§ **SET EXERCISE**
Carry on the forum post about swapping letters in a user's input string, picking up after its final sentence.

+++ TEXT SEGMENT +++

My objective with this script is to receive that string that the user just can write these letters above and then should print in console the same letters replaced, i mean
A replace by T
C replace by G
G replace by C
T replace by A
I'm not restricting user to introduce other letters, but it's no problem for now...
One Example:
user introduce argument: ACAACAATGT
Program should print: TGTTGTTACA
My script is doing it right.
My question is, can i do it with Hash Lists? If yes can you show me that script with Hashes working? Thanks a lot :)

+++ PROVIDED DATA +++

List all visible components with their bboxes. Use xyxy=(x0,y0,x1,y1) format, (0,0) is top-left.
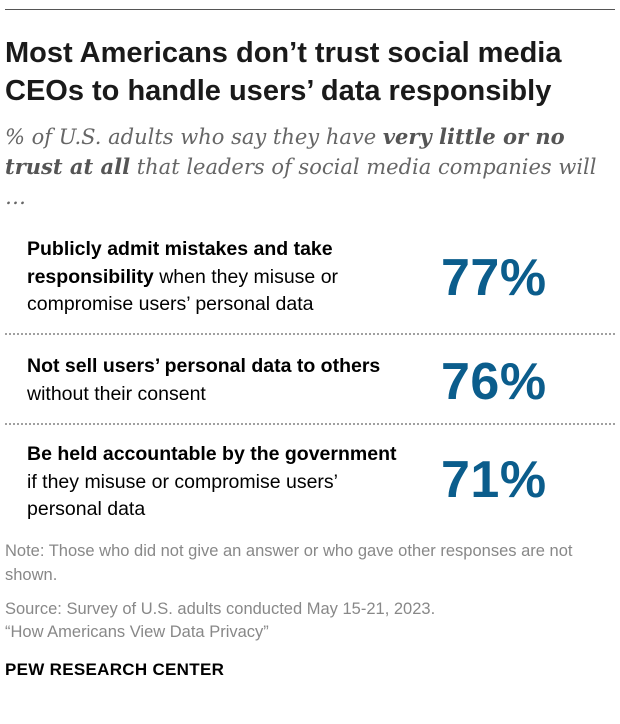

+++

§ **RIGHT ANSWER**
It doesn't involve hashes, but if you're looking to simplify your program, look up the tr// ("transliteration") operator. I believe the below will be identical to yours:
#!/usr/bin/perl -w
use strict;
my $string = $ARGV[0];
my $complementoADN = $string;
$complementoADN =~ tr/ACGT/TGCA/;
print $complementoADN, "\n";
IMSoP's answer is correct - in this case, tr is the most appropriate tool for the job.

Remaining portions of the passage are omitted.